Exercise: Return the entries below in their exact form, leaving the pictures out.

# Data supplied start

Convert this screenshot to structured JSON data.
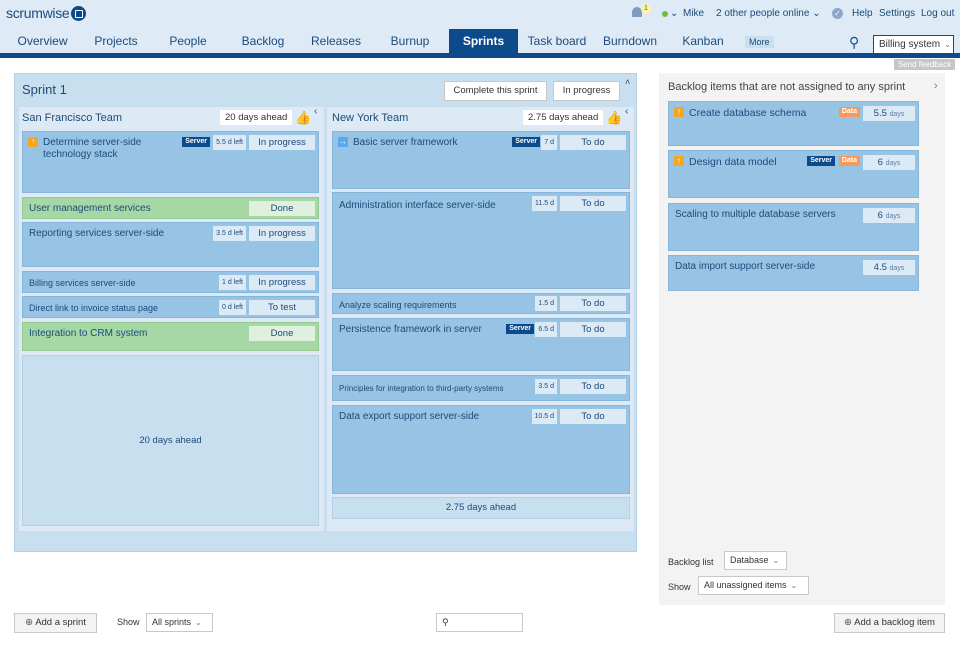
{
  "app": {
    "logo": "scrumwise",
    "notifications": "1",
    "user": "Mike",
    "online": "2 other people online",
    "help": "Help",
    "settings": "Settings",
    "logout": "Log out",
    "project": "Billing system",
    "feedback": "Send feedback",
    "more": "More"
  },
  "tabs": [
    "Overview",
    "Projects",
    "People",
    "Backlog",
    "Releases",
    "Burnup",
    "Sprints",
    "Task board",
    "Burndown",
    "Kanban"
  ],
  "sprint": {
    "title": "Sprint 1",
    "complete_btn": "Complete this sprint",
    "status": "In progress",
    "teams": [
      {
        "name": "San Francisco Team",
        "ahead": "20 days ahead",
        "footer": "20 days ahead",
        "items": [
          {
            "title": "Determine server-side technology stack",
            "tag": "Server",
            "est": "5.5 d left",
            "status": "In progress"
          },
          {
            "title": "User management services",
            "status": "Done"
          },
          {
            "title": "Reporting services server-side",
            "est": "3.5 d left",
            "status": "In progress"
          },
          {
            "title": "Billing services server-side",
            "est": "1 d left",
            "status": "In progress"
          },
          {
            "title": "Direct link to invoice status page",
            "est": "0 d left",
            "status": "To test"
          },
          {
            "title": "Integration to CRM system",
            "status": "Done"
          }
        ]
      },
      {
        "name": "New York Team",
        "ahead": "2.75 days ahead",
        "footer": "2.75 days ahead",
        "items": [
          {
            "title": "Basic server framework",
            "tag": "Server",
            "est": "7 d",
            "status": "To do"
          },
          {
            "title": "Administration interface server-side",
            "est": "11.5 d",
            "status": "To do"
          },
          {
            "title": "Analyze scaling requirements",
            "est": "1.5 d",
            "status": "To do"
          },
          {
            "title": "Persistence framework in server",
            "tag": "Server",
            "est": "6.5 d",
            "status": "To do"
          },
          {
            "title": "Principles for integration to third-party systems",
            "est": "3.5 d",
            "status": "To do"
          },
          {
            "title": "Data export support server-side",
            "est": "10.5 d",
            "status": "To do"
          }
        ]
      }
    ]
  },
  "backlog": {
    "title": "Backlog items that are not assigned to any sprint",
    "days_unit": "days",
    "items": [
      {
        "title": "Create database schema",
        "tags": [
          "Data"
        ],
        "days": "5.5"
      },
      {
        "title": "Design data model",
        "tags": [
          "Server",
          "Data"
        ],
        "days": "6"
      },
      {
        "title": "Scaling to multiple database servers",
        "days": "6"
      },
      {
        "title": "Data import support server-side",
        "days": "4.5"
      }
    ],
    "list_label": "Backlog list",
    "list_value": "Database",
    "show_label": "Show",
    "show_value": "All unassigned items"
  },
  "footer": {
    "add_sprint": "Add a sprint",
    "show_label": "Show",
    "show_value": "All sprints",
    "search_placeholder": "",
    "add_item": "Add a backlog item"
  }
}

# Data supplied end

Correct response:
Convert this screenshot to structured JSON data.
{
  "app": {
    "logo": "scrumwise",
    "notifications": "1",
    "user": "Mike",
    "online": "2 other people online",
    "help": "Help",
    "settings": "Settings",
    "logout": "Log out",
    "project": "Billing system",
    "feedback": "Send feedback",
    "more": "More"
  },
  "tabs": [
    "Overview",
    "Projects",
    "People",
    "Backlog",
    "Releases",
    "Burnup",
    "Sprints",
    "Task board",
    "Burndown",
    "Kanban"
  ],
  "sprint": {
    "title": "Sprint 1",
    "complete_btn": "Complete this sprint",
    "status": "In progress",
    "teams": [
      {
        "name": "San Francisco Team",
        "ahead": "20 days ahead",
        "footer": "20 days ahead",
        "items": [
          {
            "title": "Determine server-side technology stack",
            "tag": "Server",
            "est": "5.5 d left",
            "status": "In progress"
          },
          {
            "title": "User management services",
            "status": "Done"
          },
          {
            "title": "Reporting services server-side",
            "est": "3.5 d left",
            "status": "In progress"
          },
          {
            "title": "Billing services server-side",
            "est": "1 d left",
            "status": "In progress"
          },
          {
            "title": "Direct link to invoice status page",
            "est": "0 d left",
            "status": "To test"
          },
          {
            "title": "Integration to CRM system",
            "status": "Done"
          }
        ]
      },
      {
        "name": "New York Team",
        "ahead": "2.75 days ahead",
        "footer": "2.75 days ahead",
        "items": [
          {
            "title": "Basic server framework",
            "tag": "Server",
            "est": "7 d",
            "status": "To do"
          },
          {
            "title": "Administration interface server-side",
            "est": "11.5 d",
            "status": "To do"
          },
          {
            "title": "Analyze scaling requirements",
            "est": "1.5 d",
            "status": "To do"
          },
          {
            "title": "Persistence framework in server",
            "tag": "Server",
            "est": "6.5 d",
            "status": "To do"
          },
          {
            "title": "Principles for integration to third-party systems",
            "est": "3.5 d",
            "status": "To do"
          },
          {
            "title": "Data export support server-side",
            "est": "10.5 d",
            "status": "To do"
          }
        ]
      }
    ]
  },
  "backlog": {
    "title": "Backlog items that are not assigned to any sprint",
    "days_unit": "days",
    "items": [
      {
        "title": "Create database schema",
        "tags": [
          "Data"
        ],
        "days": "5.5"
      },
      {
        "title": "Design data model",
        "tags": [
          "Server",
          "Data"
        ],
        "days": "6"
      },
      {
        "title": "Scaling to multiple database servers",
        "days": "6"
      },
      {
        "title": "Data import support server-side",
        "days": "4.5"
      }
    ],
    "list_label": "Backlog list",
    "list_value": "Database",
    "show_label": "Show",
    "show_value": "All unassigned items"
  },
  "footer": {
    "add_sprint": "Add a sprint",
    "show_label": "Show",
    "show_value": "All sprints",
    "search_placeholder": "",
    "add_item": "Add a backlog item"
  }
}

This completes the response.